Information given =
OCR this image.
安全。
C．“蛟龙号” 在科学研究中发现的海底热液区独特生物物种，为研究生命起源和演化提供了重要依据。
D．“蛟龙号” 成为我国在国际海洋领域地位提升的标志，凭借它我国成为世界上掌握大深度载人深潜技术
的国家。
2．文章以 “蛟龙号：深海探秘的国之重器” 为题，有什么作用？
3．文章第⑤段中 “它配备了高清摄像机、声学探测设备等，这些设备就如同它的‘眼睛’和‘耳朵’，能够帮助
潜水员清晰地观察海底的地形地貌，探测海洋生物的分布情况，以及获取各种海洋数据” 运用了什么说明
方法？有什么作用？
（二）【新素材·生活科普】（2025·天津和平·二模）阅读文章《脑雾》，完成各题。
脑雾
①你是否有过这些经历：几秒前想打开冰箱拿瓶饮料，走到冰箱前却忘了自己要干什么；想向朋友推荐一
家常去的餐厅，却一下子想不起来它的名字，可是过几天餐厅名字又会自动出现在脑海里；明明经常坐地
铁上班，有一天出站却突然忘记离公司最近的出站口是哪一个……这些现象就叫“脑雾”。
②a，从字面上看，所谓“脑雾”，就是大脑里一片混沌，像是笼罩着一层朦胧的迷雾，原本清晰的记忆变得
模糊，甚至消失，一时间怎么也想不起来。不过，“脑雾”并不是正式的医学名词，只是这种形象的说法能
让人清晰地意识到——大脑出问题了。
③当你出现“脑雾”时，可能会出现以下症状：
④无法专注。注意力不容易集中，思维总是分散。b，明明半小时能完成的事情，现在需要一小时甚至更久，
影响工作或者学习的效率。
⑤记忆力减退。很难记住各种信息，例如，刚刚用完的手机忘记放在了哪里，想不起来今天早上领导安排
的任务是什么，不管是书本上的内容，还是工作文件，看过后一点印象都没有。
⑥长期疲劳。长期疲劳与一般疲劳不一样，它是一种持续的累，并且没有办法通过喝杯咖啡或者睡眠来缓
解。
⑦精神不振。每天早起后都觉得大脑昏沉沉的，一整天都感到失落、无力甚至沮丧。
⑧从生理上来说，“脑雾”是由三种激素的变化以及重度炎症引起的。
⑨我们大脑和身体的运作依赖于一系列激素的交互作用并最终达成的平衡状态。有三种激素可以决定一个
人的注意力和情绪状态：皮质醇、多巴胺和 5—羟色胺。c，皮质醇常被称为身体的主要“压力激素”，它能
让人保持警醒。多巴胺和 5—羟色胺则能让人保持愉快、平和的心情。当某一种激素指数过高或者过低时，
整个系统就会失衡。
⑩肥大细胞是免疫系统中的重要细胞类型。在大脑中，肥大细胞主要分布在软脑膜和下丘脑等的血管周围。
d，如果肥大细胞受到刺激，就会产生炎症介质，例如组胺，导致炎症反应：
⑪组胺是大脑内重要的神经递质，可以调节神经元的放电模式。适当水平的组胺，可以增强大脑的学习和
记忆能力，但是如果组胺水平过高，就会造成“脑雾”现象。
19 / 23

Required work = Reproduce each line from the records that contains the word "多巴胺和".

Worked solution =
人的注意力和情绪状态：皮质醇、多巴胺和 5—羟色胺。c，皮质醇常被称为身体的主要“压力激素”，它能
让人保持警醒。多巴胺和 5—羟色胺则能让人保持愉快、平和的心情。当某一种激素指数过高或者过低时，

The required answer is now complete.